[[ Entries supplied, beginning ]]
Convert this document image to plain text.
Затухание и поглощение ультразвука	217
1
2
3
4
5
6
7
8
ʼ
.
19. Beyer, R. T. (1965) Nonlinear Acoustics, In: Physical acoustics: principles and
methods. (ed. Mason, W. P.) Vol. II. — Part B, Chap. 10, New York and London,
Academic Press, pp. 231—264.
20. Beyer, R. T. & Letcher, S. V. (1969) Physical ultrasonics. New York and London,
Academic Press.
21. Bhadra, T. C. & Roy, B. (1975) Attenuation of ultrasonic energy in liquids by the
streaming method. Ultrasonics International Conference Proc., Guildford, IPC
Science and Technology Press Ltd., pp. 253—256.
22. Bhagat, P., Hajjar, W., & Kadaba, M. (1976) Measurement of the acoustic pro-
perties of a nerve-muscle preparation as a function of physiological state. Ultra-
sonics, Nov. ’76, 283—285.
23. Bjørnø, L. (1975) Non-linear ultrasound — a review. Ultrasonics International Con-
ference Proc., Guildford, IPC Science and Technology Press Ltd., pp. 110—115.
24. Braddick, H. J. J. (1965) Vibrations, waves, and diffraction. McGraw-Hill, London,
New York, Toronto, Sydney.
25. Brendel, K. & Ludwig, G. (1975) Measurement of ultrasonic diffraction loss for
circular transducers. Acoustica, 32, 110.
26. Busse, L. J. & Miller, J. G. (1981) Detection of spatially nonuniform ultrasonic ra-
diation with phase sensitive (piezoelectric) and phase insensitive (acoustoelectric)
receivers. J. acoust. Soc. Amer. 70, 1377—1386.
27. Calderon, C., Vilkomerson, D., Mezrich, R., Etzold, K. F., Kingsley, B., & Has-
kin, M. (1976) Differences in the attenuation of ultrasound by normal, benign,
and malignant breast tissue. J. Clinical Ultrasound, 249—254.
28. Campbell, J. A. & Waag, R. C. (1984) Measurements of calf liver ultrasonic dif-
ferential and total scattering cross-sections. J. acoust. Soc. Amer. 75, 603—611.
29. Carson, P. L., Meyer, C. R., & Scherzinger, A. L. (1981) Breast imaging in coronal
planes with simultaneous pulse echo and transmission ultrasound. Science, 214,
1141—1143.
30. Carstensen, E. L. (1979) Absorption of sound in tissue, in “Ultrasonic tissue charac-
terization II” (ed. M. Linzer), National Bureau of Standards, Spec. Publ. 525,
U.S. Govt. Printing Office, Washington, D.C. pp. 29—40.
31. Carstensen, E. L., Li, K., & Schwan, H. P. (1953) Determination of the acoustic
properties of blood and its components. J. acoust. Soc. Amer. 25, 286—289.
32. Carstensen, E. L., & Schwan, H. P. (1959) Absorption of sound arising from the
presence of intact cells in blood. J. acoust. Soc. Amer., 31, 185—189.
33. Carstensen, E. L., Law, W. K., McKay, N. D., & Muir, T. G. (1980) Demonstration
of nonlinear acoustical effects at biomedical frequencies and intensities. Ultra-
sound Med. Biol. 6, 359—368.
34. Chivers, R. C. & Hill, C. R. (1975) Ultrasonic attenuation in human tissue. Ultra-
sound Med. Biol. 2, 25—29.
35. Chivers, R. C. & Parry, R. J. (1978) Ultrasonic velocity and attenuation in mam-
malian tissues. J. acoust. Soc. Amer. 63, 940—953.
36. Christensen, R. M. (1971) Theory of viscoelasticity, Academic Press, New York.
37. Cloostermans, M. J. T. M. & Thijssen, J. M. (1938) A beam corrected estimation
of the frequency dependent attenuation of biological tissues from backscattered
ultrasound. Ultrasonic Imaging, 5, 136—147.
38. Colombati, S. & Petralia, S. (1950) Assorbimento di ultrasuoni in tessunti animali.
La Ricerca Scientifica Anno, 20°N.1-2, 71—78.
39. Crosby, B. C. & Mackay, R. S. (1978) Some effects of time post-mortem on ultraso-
[[ Entries supplied, end ]]
__Required action__:
Would you write the material out again, exactly as given above?

__Exercise output__:
Convert this document image to plain text.
Затухание и поглощение ультразвука	217
1
2
3
4
5
6
7
8
ʼ
.
19. Beyer, R. T. (1965) Nonlinear Acoustics, In: Physical acoustics: principles and
methods. (ed. Mason, W. P.) Vol. II. — Part B, Chap. 10, New York and London,
Academic Press, pp. 231—264.
20. Beyer, R. T. & Letcher, S. V. (1969) Physical ultrasonics. New York and London,
Academic Press.
21. Bhadra, T. C. & Roy, B. (1975) Attenuation of ultrasonic energy in liquids by the
streaming method. Ultrasonics International Conference Proc., Guildford, IPC
Science and Technology Press Ltd., pp. 253—256.
22. Bhagat, P., Hajjar, W., & Kadaba, M. (1976) Measurement of the acoustic pro-
perties of a nerve-muscle preparation as a function of physiological state. Ultra-
sonics, Nov. ’76, 283—285.
23. Bjørnø, L. (1975) Non-linear ultrasound — a review. Ultrasonics International Con-
ference Proc., Guildford, IPC Science and Technology Press Ltd., pp. 110—115.
24. Braddick, H. J. J. (1965) Vibrations, waves, and diffraction. McGraw-Hill, London,
New York, Toronto, Sydney.
25. Brendel, K. & Ludwig, G. (1975) Measurement of ultrasonic diffraction loss for
circular transducers. Acoustica, 32, 110.
26. Busse, L. J. & Miller, J. G. (1981) Detection of spatially nonuniform ultrasonic ra-
diation with phase sensitive (piezoelectric) and phase insensitive (acoustoelectric)
receivers. J. acoust. Soc. Amer. 70, 1377—1386.
27. Calderon, C., Vilkomerson, D., Mezrich, R., Etzold, K. F., Kingsley, B., & Has-
kin, M. (1976) Differences in the attenuation of ultrasound by normal, benign,
and malignant breast tissue. J. Clinical Ultrasound, 249—254.
28. Campbell, J. A. & Waag, R. C. (1984) Measurements of calf liver ultrasonic dif-
ferential and total scattering cross-sections. J. acoust. Soc. Amer. 75, 603—611.
29. Carson, P. L., Meyer, C. R., & Scherzinger, A. L. (1981) Breast imaging in coronal
planes with simultaneous pulse echo and transmission ultrasound. Science, 214,
1141—1143.
30. Carstensen, E. L. (1979) Absorption of sound in tissue, in “Ultrasonic tissue charac-
terization II” (ed. M. Linzer), National Bureau of Standards, Spec. Publ. 525,
U.S. Govt. Printing Office, Washington, D.C. pp. 29—40.
31. Carstensen, E. L., Li, K., & Schwan, H. P. (1953) Determination of the acoustic
properties of blood and its components. J. acoust. Soc. Amer. 25, 286—289.
32. Carstensen, E. L., & Schwan, H. P. (1959) Absorption of sound arising from the
presence of intact cells in blood. J. acoust. Soc. Amer., 31, 185—189.
33. Carstensen, E. L., Law, W. K., McKay, N. D., & Muir, T. G. (1980) Demonstration
of nonlinear acoustical effects at biomedical frequencies and intensities. Ultra-
sound Med. Biol. 6, 359—368.
34. Chivers, R. C. & Hill, C. R. (1975) Ultrasonic attenuation in human tissue. Ultra-
sound Med. Biol. 2, 25—29.
35. Chivers, R. C. & Parry, R. J. (1978) Ultrasonic velocity and attenuation in mam-
malian tissues. J. acoust. Soc. Amer. 63, 940—953.
36. Christensen, R. M. (1971) Theory of viscoelasticity, Academic Press, New York.
37. Cloostermans, M. J. T. M. & Thijssen, J. M. (1938) A beam corrected estimation
of the frequency dependent attenuation of biological tissues from backscattered
ultrasound. Ultrasonic Imaging, 5, 136—147.
38. Colombati, S. & Petralia, S. (1950) Assorbimento di ultrasuoni in tessunti animali.
La Ricerca Scientifica Anno, 20°N.1-2, 71—78.
39. Crosby, B. C. & Mackay, R. S. (1978) Some effects of time post-mortem on ultraso-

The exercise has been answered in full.